▸ WHAT YOU HAVE TO DO
Write the data out again, exactly as given.

▸ EXERCISE DATA
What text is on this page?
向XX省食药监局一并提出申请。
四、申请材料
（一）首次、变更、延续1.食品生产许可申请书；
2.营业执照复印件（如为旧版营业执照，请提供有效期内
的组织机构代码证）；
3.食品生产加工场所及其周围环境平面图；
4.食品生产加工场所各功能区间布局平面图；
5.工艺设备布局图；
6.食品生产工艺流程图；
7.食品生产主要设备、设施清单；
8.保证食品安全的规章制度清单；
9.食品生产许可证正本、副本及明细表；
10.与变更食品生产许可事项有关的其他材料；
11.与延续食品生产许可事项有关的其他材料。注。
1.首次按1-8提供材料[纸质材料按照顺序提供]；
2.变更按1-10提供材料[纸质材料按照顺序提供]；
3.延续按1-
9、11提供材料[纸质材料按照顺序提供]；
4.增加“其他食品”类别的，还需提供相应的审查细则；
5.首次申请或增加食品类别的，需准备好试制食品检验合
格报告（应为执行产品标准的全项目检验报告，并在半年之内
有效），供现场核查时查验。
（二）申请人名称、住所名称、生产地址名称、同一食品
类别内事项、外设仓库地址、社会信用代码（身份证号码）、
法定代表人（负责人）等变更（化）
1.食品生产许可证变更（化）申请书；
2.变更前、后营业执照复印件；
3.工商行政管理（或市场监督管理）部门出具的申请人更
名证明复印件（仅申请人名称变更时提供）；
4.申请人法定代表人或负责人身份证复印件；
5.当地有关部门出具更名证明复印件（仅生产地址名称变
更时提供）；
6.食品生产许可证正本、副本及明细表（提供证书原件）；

▸ OUTPUT FOR THIS TASK
What text is on this page?
向XX省食药监局一并提出申请。
四、申请材料
（一）首次、变更、延续1.食品生产许可申请书；
2.营业执照复印件（如为旧版营业执照，请提供有效期内
的组织机构代码证）；
3.食品生产加工场所及其周围环境平面图；
4.食品生产加工场所各功能区间布局平面图；
5.工艺设备布局图；
6.食品生产工艺流程图；
7.食品生产主要设备、设施清单；
8.保证食品安全的规章制度清单；
9.食品生产许可证正本、副本及明细表；
10.与变更食品生产许可事项有关的其他材料；
11.与延续食品生产许可事项有关的其他材料。注。
1.首次按1-8提供材料[纸质材料按照顺序提供]；
2.变更按1-10提供材料[纸质材料按照顺序提供]；
3.延续按1-
9、11提供材料[纸质材料按照顺序提供]；
4.增加“其他食品”类别的，还需提供相应的审查细则；
5.首次申请或增加食品类别的，需准备好试制食品检验合
格报告（应为执行产品标准的全项目检验报告，并在半年之内
有效），供现场核查时查验。
（二）申请人名称、住所名称、生产地址名称、同一食品
类别内事项、外设仓库地址、社会信用代码（身份证号码）、
法定代表人（负责人）等变更（化）
1.食品生产许可证变更（化）申请书；
2.变更前、后营业执照复印件；
3.工商行政管理（或市场监督管理）部门出具的申请人更
名证明复印件（仅申请人名称变更时提供）；
4.申请人法定代表人或负责人身份证复印件；
5.当地有关部门出具更名证明复印件（仅生产地址名称变
更时提供）；
6.食品生产许可证正本、副本及明细表（提供证书原件）；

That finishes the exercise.